### GIVEN TASK
Copy the data word for word, keeping every line.

### ENTRIES PROVIDED
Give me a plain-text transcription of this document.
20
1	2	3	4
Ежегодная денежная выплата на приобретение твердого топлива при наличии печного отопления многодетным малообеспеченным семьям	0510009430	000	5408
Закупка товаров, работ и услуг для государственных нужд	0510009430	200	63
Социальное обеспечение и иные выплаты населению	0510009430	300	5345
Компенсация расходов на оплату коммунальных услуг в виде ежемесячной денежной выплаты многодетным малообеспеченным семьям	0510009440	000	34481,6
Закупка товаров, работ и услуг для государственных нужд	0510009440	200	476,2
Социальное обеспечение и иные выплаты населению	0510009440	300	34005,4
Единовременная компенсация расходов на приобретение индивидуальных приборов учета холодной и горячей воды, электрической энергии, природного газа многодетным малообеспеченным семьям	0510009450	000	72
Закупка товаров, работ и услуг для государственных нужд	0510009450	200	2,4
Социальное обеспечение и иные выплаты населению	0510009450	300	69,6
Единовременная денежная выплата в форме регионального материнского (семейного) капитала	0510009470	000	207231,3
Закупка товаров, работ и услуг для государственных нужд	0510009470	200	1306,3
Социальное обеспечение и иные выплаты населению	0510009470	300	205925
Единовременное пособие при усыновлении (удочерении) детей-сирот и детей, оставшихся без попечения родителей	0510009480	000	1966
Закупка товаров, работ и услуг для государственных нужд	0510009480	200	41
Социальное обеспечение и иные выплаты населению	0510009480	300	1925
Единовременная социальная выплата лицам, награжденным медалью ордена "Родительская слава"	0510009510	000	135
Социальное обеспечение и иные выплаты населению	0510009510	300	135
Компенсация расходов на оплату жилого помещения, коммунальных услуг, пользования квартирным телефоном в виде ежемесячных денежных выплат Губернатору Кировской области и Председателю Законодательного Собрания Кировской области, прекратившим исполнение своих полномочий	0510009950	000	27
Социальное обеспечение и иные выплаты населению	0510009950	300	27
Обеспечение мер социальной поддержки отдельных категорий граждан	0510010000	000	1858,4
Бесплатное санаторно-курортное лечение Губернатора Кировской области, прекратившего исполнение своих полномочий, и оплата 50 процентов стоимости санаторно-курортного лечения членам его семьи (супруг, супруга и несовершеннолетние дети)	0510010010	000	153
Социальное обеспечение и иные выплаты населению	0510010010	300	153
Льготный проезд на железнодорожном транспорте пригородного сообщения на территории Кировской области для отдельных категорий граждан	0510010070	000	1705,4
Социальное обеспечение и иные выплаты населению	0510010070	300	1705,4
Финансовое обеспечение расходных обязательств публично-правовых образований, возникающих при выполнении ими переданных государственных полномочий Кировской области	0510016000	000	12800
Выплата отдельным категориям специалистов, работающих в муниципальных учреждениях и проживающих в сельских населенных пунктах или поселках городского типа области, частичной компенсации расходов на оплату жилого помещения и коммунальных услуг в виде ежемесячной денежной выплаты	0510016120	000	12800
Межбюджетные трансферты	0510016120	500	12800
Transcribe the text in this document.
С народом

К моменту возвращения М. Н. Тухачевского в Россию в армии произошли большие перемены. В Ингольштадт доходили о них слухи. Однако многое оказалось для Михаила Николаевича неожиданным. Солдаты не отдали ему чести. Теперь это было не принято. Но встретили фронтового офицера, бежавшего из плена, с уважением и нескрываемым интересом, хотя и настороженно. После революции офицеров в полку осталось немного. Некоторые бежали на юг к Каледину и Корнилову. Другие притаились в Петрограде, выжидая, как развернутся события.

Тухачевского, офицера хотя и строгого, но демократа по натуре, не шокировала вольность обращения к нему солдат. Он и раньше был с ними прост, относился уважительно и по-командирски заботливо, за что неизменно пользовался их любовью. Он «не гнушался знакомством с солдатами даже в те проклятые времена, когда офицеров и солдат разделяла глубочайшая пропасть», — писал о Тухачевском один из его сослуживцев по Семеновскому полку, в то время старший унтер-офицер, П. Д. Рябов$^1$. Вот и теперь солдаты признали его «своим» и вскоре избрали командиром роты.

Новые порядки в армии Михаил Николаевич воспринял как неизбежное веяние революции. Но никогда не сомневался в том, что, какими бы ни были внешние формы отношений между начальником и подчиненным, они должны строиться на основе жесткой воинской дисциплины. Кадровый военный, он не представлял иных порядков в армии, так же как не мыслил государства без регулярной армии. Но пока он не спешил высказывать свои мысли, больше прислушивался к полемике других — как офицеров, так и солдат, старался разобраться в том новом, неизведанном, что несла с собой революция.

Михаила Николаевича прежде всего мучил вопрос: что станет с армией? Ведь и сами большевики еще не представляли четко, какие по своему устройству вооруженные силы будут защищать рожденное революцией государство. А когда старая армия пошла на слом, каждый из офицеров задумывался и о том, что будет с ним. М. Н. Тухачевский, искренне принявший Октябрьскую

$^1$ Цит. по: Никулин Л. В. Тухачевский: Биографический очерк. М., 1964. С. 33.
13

### SOLVED PROBLEM
Give me a plain-text transcription of this document.
20
1	2	3	4
Ежегодная денежная выплата на приобретение твердого топлива при наличии печного отопления многодетным малообеспеченным семьям	0510009430	000	5408
Закупка товаров, работ и услуг для государственных нужд	0510009430	200	63
Социальное обеспечение и иные выплаты населению	0510009430	300	5345
Компенсация расходов на оплату коммунальных услуг в виде ежемесячной денежной выплаты многодетным малообеспеченным семьям	0510009440	000	34481,6
Закупка товаров, работ и услуг для государственных нужд	0510009440	200	476,2
Социальное обеспечение и иные выплаты населению	0510009440	300	34005,4
Единовременная компенсация расходов на приобретение индивидуальных приборов учета холодной и горячей воды, электрической энергии, природного газа многодетным малообеспеченным семьям	0510009450	000	72
Закупка товаров, работ и услуг для государственных нужд	0510009450	200	2,4
Социальное обеспечение и иные выплаты населению	0510009450	300	69,6
Единовременная денежная выплата в форме регионального материнского (семейного) капитала	0510009470	000	207231,3
Закупка товаров, работ и услуг для государственных нужд	0510009470	200	1306,3
Социальное обеспечение и иные выплаты населению	0510009470	300	205925
Единовременное пособие при усыновлении (удочерении) детей-сирот и детей, оставшихся без попечения родителей	0510009480	000	1966
Закупка товаров, работ и услуг для государственных нужд	0510009480	200	41
Социальное обеспечение и иные выплаты населению	0510009480	300	1925
Единовременная социальная выплата лицам, награжденным медалью ордена "Родительская слава"	0510009510	000	135
Социальное обеспечение и иные выплаты населению	0510009510	300	135
Компенсация расходов на оплату жилого помещения, коммунальных услуг, пользования квартирным телефоном в виде ежемесячных денежных выплат Губернатору Кировской области и Председателю Законодательного Собрания Кировской области, прекратившим исполнение своих полномочий	0510009950	000	27
Социальное обеспечение и иные выплаты населению	0510009950	300	27
Обеспечение мер социальной поддержки отдельных категорий граждан	0510010000	000	1858,4
Бесплатное санаторно-курортное лечение Губернатора Кировской области, прекратившего исполнение своих полномочий, и оплата 50 процентов стоимости санаторно-курортного лечения членам его семьи (супруг, супруга и несовершеннолетние дети)	0510010010	000	153
Социальное обеспечение и иные выплаты населению	0510010010	300	153
Льготный проезд на железнодорожном транспорте пригородного сообщения на территории Кировской области для отдельных категорий граждан	0510010070	000	1705,4
Социальное обеспечение и иные выплаты населению	0510010070	300	1705,4
Финансовое обеспечение расходных обязательств публично-правовых образований, возникающих при выполнении ими переданных государственных полномочий Кировской области	0510016000	000	12800
Выплата отдельным категориям специалистов, работающих в муниципальных учреждениях и проживающих в сельских населенных пунктах или поселках городского типа области, частичной компенсации расходов на оплату жилого помещения и коммунальных услуг в виде ежемесячной денежной выплаты	0510016120	000	12800
Межбюджетные трансферты	0510016120	500	12800
Transcribe the text in this document.
С народом

К моменту возвращения М. Н. Тухачевского в Россию в армии произошли большие перемены. В Ингольштадт доходили о них слухи. Однако многое оказалось для Михаила Николаевича неожиданным. Солдаты не отдали ему чести. Теперь это было не принято. Но встретили фронтового офицера, бежавшего из плена, с уважением и нескрываемым интересом, хотя и настороженно. После революции офицеров в полку осталось немного. Некоторые бежали на юг к Каледину и Корнилову. Другие притаились в Петрограде, выжидая, как развернутся события.

Тухачевского, офицера хотя и строгого, но демократа по натуре, не шокировала вольность обращения к нему солдат. Он и раньше был с ними прост, относился уважительно и по-командирски заботливо, за что неизменно пользовался их любовью. Он «не гнушался знакомством с солдатами даже в те проклятые времена, когда офицеров и солдат разделяла глубочайшая пропасть», — писал о Тухачевском один из его сослуживцев по Семеновскому полку, в то время старший унтер-офицер, П. Д. Рябов$^1$. Вот и теперь солдаты признали его «своим» и вскоре избрали командиром роты.

Новые порядки в армии Михаил Николаевич воспринял как неизбежное веяние революции. Но никогда не сомневался в том, что, какими бы ни были внешние формы отношений между начальником и подчиненным, они должны строиться на основе жесткой воинской дисциплины. Кадровый военный, он не представлял иных порядков в армии, так же как не мыслил государства без регулярной армии. Но пока он не спешил высказывать свои мысли, больше прислушивался к полемике других — как офицеров, так и солдат, старался разобраться в том новом, неизведанном, что несла с собой революция.

Михаила Николаевича прежде всего мучил вопрос: что станет с армией? Ведь и сами большевики еще не представляли четко, какие по своему устройству вооруженные силы будут защищать рожденное революцией государство. А когда старая армия пошла на слом, каждый из офицеров задумывался и о том, что будет с ним. М. Н. Тухачевский, искренне принявший Октябрьскую

$^1$ Цит. по: Никулин Л. В. Тухачевский: Биографический очерк. М., 1964. С. 33.
13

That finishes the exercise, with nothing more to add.